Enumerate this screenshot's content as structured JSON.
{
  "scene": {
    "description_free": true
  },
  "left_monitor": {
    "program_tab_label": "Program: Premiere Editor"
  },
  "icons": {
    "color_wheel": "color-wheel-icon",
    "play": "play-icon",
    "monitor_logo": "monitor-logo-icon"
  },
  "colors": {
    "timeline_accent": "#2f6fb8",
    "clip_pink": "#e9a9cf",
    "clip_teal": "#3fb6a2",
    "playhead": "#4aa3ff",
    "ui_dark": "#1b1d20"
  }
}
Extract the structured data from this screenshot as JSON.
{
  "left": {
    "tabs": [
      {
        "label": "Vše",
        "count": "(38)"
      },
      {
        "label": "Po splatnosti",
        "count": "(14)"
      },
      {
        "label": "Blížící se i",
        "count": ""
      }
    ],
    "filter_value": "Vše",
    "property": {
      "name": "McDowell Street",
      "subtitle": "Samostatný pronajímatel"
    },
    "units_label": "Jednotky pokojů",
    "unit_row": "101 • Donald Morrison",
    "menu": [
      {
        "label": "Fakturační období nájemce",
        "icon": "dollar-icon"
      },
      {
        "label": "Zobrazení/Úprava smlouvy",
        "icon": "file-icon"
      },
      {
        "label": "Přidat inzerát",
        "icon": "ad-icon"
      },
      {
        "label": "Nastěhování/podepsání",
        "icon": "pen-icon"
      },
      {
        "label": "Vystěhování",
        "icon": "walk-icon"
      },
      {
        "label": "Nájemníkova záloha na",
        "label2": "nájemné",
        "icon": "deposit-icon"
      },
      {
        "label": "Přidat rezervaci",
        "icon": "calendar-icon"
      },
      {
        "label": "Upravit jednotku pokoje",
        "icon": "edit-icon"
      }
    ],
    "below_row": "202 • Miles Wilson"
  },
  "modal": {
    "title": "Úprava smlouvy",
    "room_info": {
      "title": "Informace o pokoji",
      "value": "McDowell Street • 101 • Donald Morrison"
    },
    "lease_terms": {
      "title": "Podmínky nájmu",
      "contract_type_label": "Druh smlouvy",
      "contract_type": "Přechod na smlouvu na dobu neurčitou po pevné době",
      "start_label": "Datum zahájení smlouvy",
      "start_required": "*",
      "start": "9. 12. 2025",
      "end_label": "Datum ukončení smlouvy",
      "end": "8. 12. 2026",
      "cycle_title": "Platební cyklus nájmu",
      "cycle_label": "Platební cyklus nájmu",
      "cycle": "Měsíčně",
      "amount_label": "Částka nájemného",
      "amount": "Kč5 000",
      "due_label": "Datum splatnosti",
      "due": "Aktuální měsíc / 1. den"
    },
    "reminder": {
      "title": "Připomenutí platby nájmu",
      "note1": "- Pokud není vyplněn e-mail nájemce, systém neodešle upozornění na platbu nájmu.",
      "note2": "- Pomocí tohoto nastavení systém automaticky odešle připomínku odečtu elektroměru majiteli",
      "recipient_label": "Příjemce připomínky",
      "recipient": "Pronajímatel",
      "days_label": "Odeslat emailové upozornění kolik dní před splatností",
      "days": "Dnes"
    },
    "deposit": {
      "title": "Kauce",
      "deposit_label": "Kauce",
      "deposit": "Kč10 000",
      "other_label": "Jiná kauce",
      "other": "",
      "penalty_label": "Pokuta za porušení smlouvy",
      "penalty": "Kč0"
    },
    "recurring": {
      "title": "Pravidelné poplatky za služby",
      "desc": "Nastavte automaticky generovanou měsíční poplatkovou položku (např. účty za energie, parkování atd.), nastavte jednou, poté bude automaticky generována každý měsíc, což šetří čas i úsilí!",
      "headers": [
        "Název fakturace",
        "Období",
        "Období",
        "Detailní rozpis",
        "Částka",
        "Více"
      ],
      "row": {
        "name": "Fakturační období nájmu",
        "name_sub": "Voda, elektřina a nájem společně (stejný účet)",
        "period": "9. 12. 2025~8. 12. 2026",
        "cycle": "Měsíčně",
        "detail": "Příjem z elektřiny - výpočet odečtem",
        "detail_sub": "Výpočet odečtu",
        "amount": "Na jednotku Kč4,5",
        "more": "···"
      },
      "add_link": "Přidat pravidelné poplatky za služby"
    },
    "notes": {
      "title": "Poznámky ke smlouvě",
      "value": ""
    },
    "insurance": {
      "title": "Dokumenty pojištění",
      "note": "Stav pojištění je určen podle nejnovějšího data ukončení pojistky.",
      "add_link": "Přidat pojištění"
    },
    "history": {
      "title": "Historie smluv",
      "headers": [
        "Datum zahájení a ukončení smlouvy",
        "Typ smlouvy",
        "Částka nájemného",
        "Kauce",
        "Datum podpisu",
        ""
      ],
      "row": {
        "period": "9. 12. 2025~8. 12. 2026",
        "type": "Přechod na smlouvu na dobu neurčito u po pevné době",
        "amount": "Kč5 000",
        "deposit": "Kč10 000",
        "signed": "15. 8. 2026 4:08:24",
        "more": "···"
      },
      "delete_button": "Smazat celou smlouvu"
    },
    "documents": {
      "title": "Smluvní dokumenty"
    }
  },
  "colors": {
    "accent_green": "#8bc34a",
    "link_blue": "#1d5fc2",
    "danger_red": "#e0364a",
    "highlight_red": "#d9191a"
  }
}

=== PROBLEM ===
Look over the material above and show each line where "JSON" appears.

=== EXPECTED ANSWER ===
Enumerate this screenshot's content as structured JSON.
Extract the structured data from this screenshot as JSON.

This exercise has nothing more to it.